EXERCISE INSTRUCTIONS →
Repeat the data word for word. Do not include the pictures.

[Start of DATA SHOWN]

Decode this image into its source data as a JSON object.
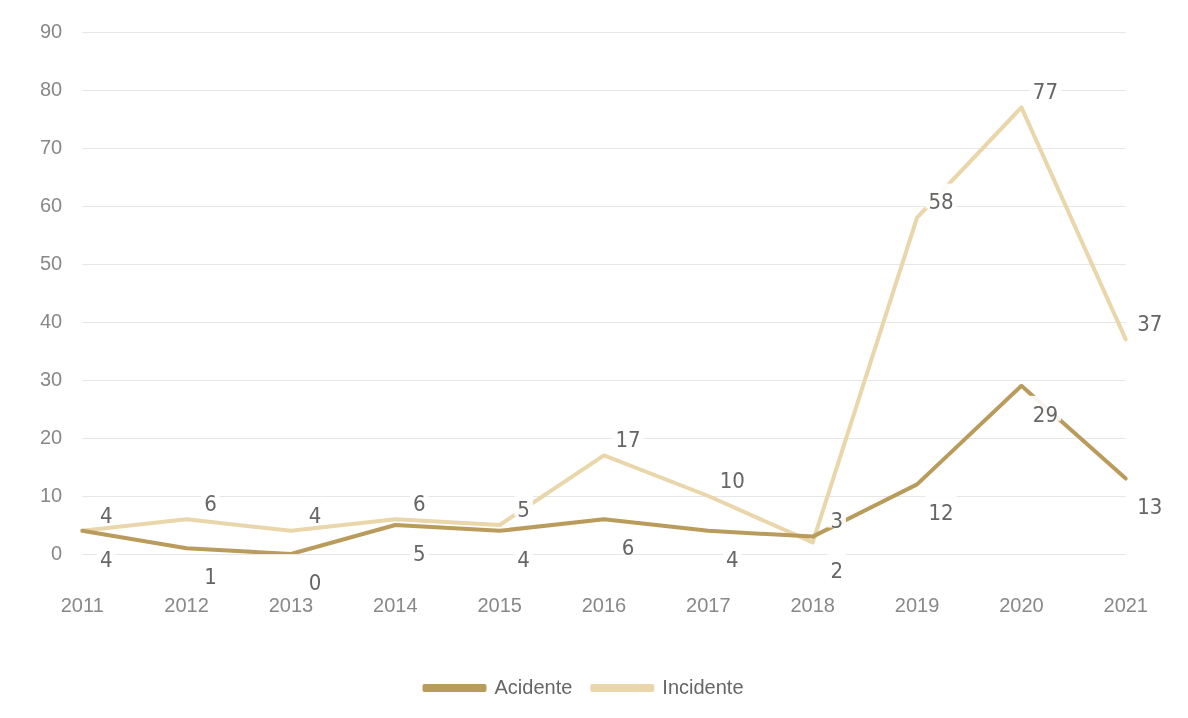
{
  "chart_data": {
    "type": "line",
    "categories": [
      "2011",
      "2012",
      "2013",
      "2014",
      "2015",
      "2016",
      "2017",
      "2018",
      "2019",
      "2020",
      "2021"
    ],
    "series": [
      {
        "name": "Acidente",
        "color": "#b99b5c",
        "values": [
          4,
          1,
          0,
          5,
          4,
          6,
          4,
          3,
          12,
          29,
          13
        ]
      },
      {
        "name": "Incidente",
        "color": "#e9d6aa",
        "values": [
          4,
          6,
          4,
          6,
          5,
          17,
          10,
          2,
          58,
          77,
          37
        ]
      }
    ],
    "ylim": [
      0,
      90
    ],
    "yticks": [
      0,
      10,
      20,
      30,
      40,
      50,
      60,
      70,
      80,
      90
    ],
    "grid": "y",
    "legend": "bottom",
    "data_labels": true,
    "marker": "none",
    "line_style": "solid"
  }
}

[End of DATA SHOWN]

FINISHED ANSWER →
Decode this image into its source data as a JSON object.
{
  "chart_data": {
    "type": "line",
    "categories": [
      "2011",
      "2012",
      "2013",
      "2014",
      "2015",
      "2016",
      "2017",
      "2018",
      "2019",
      "2020",
      "2021"
    ],
    "series": [
      {
        "name": "Acidente",
        "color": "#b99b5c",
        "values": [
          4,
          1,
          0,
          5,
          4,
          6,
          4,
          3,
          12,
          29,
          13
        ]
      },
      {
        "name": "Incidente",
        "color": "#e9d6aa",
        "values": [
          4,
          6,
          4,
          6,
          5,
          17,
          10,
          2,
          58,
          77,
          37
        ]
      }
    ],
    "ylim": [
      0,
      90
    ],
    "yticks": [
      0,
      10,
      20,
      30,
      40,
      50,
      60,
      70,
      80,
      90
    ],
    "grid": "y",
    "legend": "bottom",
    "data_labels": true,
    "marker": "none",
    "line_style": "solid"
  }
}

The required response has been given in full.